**Exercise aim:**
Locate all lines with the word "title" and copy them out.

(Dataset rows about figures)
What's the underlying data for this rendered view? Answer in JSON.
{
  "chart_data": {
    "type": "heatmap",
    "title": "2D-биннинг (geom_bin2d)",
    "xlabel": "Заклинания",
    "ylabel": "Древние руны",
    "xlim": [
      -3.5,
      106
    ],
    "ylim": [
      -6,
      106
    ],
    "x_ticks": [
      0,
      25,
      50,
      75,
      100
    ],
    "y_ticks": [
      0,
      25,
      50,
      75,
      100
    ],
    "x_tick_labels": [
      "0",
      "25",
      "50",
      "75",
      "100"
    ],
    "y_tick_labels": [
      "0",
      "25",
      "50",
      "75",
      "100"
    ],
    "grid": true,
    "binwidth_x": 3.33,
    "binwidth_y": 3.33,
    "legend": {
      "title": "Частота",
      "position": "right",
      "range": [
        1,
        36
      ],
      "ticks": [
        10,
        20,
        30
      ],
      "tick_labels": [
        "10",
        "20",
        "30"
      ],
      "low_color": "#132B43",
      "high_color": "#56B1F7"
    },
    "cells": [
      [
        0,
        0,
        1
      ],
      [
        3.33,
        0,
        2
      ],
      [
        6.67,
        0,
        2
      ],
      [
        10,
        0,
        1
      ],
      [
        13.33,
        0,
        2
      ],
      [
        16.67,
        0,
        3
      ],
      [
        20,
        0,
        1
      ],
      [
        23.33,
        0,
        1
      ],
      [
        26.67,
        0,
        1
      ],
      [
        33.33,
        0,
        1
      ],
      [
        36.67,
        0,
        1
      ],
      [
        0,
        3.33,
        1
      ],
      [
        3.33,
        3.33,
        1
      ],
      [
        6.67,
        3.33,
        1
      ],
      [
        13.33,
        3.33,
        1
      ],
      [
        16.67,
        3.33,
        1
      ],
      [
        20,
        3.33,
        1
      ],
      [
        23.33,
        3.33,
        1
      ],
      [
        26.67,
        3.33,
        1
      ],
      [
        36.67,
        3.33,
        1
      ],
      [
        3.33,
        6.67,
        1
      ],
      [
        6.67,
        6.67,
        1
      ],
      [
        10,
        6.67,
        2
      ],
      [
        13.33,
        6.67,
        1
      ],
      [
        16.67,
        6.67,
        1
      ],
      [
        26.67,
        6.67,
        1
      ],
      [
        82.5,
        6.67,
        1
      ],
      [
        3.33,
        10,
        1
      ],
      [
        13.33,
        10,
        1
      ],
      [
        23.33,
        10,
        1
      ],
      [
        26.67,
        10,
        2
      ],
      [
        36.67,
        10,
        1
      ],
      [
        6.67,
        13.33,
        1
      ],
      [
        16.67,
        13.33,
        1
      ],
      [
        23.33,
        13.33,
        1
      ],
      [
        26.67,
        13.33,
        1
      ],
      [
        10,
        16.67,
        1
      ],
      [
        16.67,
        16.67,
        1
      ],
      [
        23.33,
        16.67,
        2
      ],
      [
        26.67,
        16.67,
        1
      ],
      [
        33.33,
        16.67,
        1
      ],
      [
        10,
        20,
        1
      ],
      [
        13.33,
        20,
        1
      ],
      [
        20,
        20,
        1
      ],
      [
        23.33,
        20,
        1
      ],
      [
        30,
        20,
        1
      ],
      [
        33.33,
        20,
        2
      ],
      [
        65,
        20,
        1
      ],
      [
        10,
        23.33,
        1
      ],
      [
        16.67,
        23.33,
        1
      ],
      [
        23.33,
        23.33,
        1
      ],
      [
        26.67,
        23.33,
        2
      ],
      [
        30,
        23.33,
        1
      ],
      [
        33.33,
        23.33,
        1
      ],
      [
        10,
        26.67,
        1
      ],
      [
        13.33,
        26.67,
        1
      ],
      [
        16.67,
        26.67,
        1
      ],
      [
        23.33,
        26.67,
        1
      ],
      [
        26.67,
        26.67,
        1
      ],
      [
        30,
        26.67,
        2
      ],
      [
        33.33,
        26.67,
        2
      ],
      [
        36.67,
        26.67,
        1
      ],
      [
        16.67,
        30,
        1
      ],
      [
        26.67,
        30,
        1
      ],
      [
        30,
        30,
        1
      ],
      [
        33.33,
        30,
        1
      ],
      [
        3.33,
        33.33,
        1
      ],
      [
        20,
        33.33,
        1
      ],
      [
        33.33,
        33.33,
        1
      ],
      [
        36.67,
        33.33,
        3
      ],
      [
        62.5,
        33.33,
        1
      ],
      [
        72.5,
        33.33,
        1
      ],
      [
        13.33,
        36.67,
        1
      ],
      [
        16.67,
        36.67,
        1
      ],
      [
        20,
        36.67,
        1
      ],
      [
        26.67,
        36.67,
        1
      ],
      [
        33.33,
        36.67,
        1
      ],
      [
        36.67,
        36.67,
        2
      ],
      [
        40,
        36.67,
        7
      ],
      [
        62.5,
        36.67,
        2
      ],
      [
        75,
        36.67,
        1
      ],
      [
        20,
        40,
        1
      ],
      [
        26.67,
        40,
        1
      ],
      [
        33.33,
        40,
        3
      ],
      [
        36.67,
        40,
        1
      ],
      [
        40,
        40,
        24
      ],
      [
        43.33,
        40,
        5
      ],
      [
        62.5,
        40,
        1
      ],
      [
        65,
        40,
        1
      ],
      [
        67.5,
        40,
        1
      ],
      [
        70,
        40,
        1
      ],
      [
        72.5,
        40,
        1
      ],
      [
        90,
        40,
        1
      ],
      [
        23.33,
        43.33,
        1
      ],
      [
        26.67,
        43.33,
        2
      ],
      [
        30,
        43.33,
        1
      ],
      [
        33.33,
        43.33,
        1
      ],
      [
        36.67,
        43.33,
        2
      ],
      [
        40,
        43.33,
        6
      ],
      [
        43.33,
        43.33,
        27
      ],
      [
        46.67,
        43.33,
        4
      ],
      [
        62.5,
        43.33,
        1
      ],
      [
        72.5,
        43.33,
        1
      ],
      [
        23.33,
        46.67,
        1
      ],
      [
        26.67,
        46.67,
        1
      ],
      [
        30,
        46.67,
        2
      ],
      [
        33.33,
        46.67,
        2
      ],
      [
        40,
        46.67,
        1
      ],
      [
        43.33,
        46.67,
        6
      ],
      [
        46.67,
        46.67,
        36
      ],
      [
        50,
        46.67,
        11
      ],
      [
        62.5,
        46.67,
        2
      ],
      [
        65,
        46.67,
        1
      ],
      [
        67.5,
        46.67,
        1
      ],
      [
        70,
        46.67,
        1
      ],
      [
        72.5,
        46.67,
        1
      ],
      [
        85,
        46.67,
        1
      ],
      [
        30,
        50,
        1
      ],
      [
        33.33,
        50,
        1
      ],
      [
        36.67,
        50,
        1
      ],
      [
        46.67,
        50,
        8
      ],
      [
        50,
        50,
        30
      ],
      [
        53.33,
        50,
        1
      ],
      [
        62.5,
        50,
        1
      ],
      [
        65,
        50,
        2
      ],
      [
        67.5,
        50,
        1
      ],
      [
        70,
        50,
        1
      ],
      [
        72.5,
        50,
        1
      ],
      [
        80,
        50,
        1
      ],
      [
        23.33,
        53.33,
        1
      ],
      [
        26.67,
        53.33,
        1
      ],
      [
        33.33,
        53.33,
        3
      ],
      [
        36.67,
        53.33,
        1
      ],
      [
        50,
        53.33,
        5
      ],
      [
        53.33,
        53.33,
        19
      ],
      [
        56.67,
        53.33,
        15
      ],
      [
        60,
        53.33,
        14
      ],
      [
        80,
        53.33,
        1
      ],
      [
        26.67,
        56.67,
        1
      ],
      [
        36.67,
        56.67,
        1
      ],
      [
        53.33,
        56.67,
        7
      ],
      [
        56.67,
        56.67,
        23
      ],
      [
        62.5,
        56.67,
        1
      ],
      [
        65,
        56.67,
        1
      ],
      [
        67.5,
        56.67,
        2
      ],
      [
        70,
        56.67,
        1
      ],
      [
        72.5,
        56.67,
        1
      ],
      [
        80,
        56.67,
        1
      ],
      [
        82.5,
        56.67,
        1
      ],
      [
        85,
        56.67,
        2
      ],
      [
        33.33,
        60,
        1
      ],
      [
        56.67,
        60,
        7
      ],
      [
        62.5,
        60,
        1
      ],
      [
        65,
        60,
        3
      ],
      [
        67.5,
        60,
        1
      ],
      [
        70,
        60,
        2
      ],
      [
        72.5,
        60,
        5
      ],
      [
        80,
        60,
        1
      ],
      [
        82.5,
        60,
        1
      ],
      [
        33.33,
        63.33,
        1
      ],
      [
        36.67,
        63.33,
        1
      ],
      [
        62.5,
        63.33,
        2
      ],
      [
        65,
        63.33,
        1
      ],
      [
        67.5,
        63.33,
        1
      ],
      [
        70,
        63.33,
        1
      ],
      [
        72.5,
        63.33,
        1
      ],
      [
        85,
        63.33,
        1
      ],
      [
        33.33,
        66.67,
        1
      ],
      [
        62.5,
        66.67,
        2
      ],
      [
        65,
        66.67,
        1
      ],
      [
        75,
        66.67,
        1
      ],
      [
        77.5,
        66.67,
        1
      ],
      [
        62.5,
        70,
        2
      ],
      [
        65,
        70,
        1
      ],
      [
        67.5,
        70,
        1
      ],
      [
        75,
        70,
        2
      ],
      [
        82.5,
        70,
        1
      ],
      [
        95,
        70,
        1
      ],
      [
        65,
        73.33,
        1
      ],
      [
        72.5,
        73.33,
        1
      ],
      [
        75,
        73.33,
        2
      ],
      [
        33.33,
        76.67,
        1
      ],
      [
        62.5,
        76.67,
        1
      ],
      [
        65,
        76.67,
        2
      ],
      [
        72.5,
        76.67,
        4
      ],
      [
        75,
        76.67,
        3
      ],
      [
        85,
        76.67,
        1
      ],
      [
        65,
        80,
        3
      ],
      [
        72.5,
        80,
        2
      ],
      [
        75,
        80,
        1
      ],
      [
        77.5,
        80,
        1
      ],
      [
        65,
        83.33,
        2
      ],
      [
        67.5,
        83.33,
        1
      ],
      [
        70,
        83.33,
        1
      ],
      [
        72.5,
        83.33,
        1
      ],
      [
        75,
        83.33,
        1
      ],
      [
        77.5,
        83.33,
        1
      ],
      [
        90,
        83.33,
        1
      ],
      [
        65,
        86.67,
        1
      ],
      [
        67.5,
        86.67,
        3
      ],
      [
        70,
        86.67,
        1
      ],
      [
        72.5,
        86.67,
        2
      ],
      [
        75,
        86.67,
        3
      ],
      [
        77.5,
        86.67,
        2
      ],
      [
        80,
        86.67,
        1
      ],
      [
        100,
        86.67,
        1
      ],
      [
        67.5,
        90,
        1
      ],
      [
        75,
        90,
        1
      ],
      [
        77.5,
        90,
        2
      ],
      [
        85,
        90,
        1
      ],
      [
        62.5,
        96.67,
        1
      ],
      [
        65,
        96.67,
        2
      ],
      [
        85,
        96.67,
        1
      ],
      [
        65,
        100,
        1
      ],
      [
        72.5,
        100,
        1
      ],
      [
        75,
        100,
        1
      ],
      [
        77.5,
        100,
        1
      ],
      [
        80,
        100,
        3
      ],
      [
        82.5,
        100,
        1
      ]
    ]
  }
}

**Exercise response:**
    "title": "2D-биннинг (geom_bin2d)",
      "title": "Частота",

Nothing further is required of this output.